= Work required =
Restate all of the entries exactly, dropping any pictures they hold.

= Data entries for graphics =
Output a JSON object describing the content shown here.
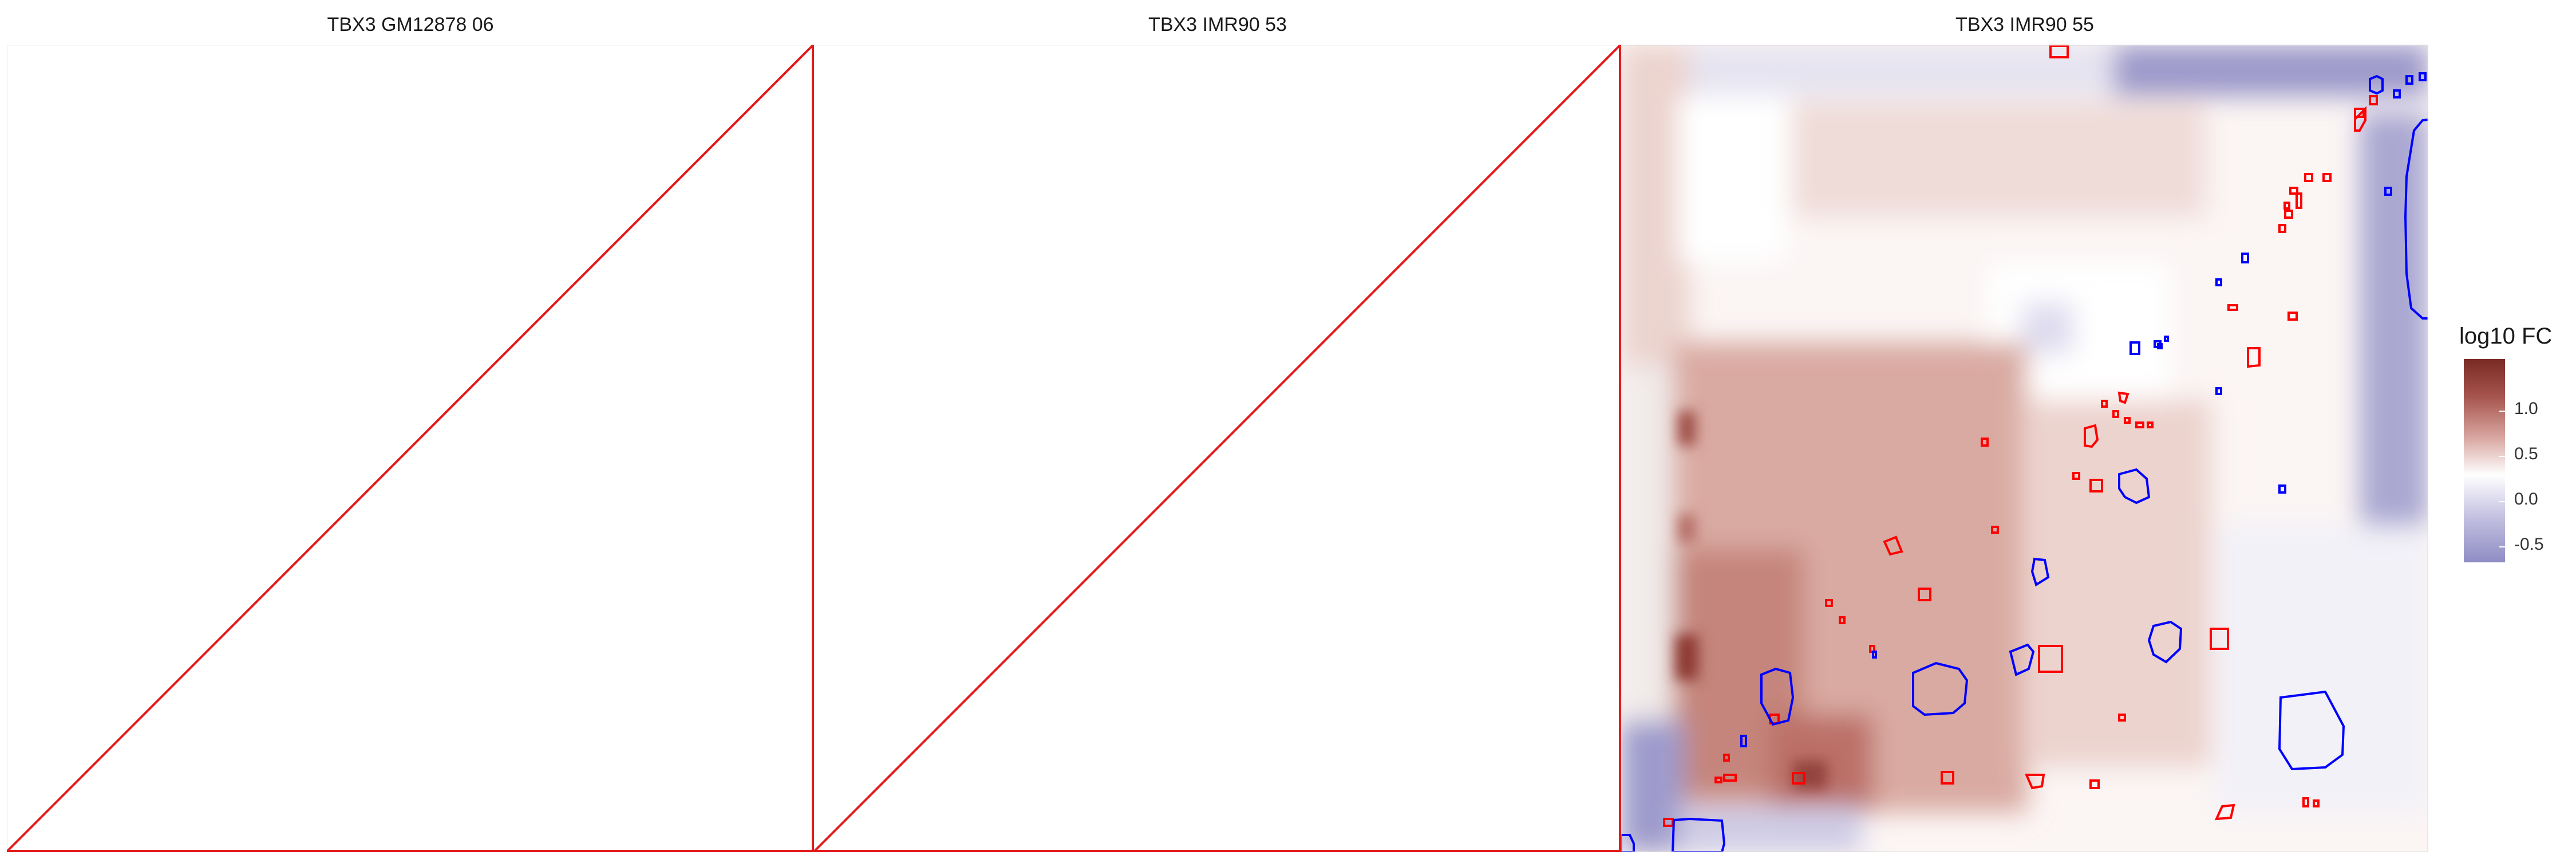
{
  "chart_data": [
    {
      "type": "heatmap",
      "title": "TBX3 GM12878 06",
      "status": "empty",
      "border_color": "#e31a1c"
    },
    {
      "type": "heatmap",
      "title": "TBX3 IMR90 53",
      "status": "empty",
      "border_color": "#e31a1c"
    },
    {
      "type": "heatmap",
      "title": "TBX3 IMR90 55",
      "status": "data",
      "colorbar": {
        "title": "log10 FC",
        "ticks": [
          "1.0",
          "0.5",
          "0.0",
          "-0.5"
        ],
        "range": [
          -0.8,
          1.4
        ],
        "high_color": "#7a2a24",
        "mid_color": "#ffffff",
        "low_color": "#8f8cc4"
      },
      "outline_colors": {
        "enriched": "#ff0000",
        "depleted": "#0000ff"
      }
    }
  ]
}
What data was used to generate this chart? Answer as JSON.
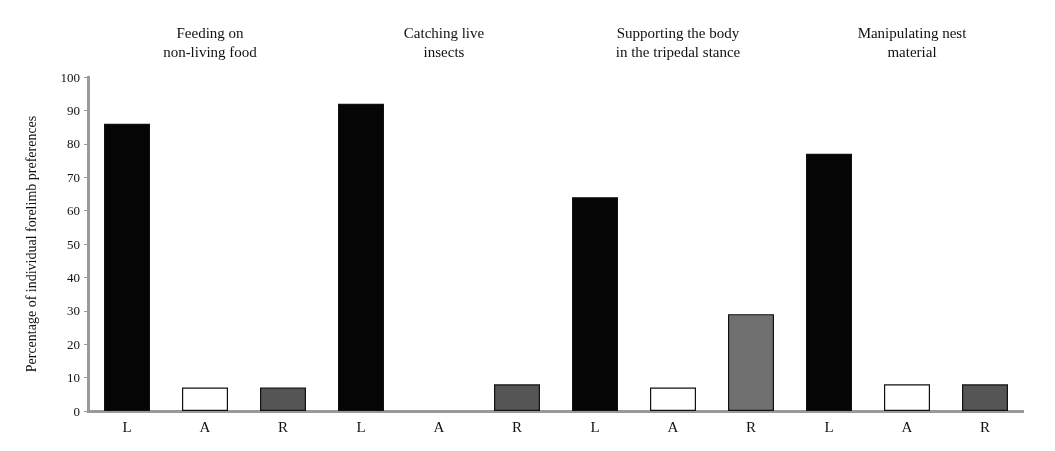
{
  "chart_data": [
    {
      "type": "bar",
      "title": "Feeding on\nnon-living food",
      "ylabel": "Percentage of individual forelimb preferences",
      "categories": [
        "L",
        "A",
        "R"
      ],
      "values": [
        86,
        7,
        7
      ],
      "colors": [
        "#050505",
        "#ffffff",
        "#555555"
      ],
      "ylim": [
        0,
        100
      ],
      "yticks": [
        0,
        10,
        20,
        30,
        40,
        50,
        60,
        70,
        80,
        90,
        100
      ]
    },
    {
      "type": "bar",
      "title": "Catching live\ninsects",
      "categories": [
        "L",
        "A",
        "R"
      ],
      "values": [
        92,
        0,
        8
      ],
      "colors": [
        "#050505",
        "#ffffff",
        "#555555"
      ],
      "ylim": [
        0,
        100
      ],
      "yticks": [
        0,
        10,
        20,
        30,
        40,
        50,
        60,
        70,
        80,
        90,
        100
      ],
      "tick_labels": "x"
    },
    {
      "type": "bar",
      "title": "Supporting the body\nin the tripedal stance",
      "categories": [
        "L",
        "A",
        "R"
      ],
      "values": [
        64,
        7,
        29
      ],
      "colors": [
        "#050505",
        "#ffffff",
        "#707070"
      ],
      "ylim": [
        0,
        100
      ],
      "yticks": [
        0,
        10,
        20,
        30,
        40,
        50,
        60,
        70,
        80,
        90,
        100
      ],
      "tick_labels": "x"
    },
    {
      "type": "bar",
      "title": "Manipulating nest\nmaterial",
      "categories": [
        "L",
        "A",
        "R"
      ],
      "values": [
        77,
        8,
        8
      ],
      "colors": [
        "#050505",
        "#ffffff",
        "#555555"
      ],
      "ylim": [
        0,
        100
      ],
      "yticks": [
        0,
        10,
        20,
        30,
        40,
        50,
        60,
        70,
        80,
        90,
        100
      ],
      "tick_labels": "x"
    }
  ]
}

= Exercise answer =
Output a JSON object describing the content shown here.
{
  "chart_data": [
    {
      "type": "heatmap",
      "title": "TBX3 GM12878 06",
      "status": "empty",
      "border_color": "#e31a1c"
    },
    {
      "type": "heatmap",
      "title": "TBX3 IMR90 53",
      "status": "empty",
      "border_color": "#e31a1c"
    },
    {
      "type": "heatmap",
      "title": "TBX3 IMR90 55",
      "status": "data",
      "colorbar": {
        "title": "log10 FC",
        "ticks": [
          "1.0",
          "0.5",
          "0.0",
          "-0.5"
        ],
        "range": [
          -0.8,
          1.4
        ],
        "high_color": "#7a2a24",
        "mid_color": "#ffffff",
        "low_color": "#8f8cc4"
      },
      "outline_colors": {
        "enriched": "#ff0000",
        "depleted": "#0000ff"
      }
    }
  ]
}
What data was used to generate this chart? Answer as JSON.
{
  "chart_data": [
    {
      "type": "bar",
      "title": "Feeding on\nnon-living food",
      "ylabel": "Percentage of individual forelimb preferences",
      "categories": [
        "L",
        "A",
        "R"
      ],
      "values": [
        86,
        7,
        7
      ],
      "colors": [
        "#050505",
        "#ffffff",
        "#555555"
      ],
      "ylim": [
        0,
        100
      ],
      "yticks": [
        0,
        10,
        20,
        30,
        40,
        50,
        60,
        70,
        80,
        90,
        100
      ]
    },
    {
      "type": "bar",
      "title": "Catching live\ninsects",
      "categories": [
        "L",
        "A",
        "R"
      ],
      "values": [
        92,
        0,
        8
      ],
      "colors": [
        "#050505",
        "#ffffff",
        "#555555"
      ],
      "ylim": [
        0,
        100
      ],
      "yticks": [
        0,
        10,
        20,
        30,
        40,
        50,
        60,
        70,
        80,
        90,
        100
      ],
      "tick_labels": "x"
    },
    {
      "type": "bar",
      "title": "Supporting the body\nin the tripedal stance",
      "categories": [
        "L",
        "A",
        "R"
      ],
      "values": [
        64,
        7,
        29
      ],
      "colors": [
        "#050505",
        "#ffffff",
        "#707070"
      ],
      "ylim": [
        0,
        100
      ],
      "yticks": [
        0,
        10,
        20,
        30,
        40,
        50,
        60,
        70,
        80,
        90,
        100
      ],
      "tick_labels": "x"
    },
    {
      "type": "bar",
      "title": "Manipulating nest\nmaterial",
      "categories": [
        "L",
        "A",
        "R"
      ],
      "values": [
        77,
        8,
        8
      ],
      "colors": [
        "#050505",
        "#ffffff",
        "#555555"
      ],
      "ylim": [
        0,
        100
      ],
      "yticks": [
        0,
        10,
        20,
        30,
        40,
        50,
        60,
        70,
        80,
        90,
        100
      ],
      "tick_labels": "x"
    }
  ]
}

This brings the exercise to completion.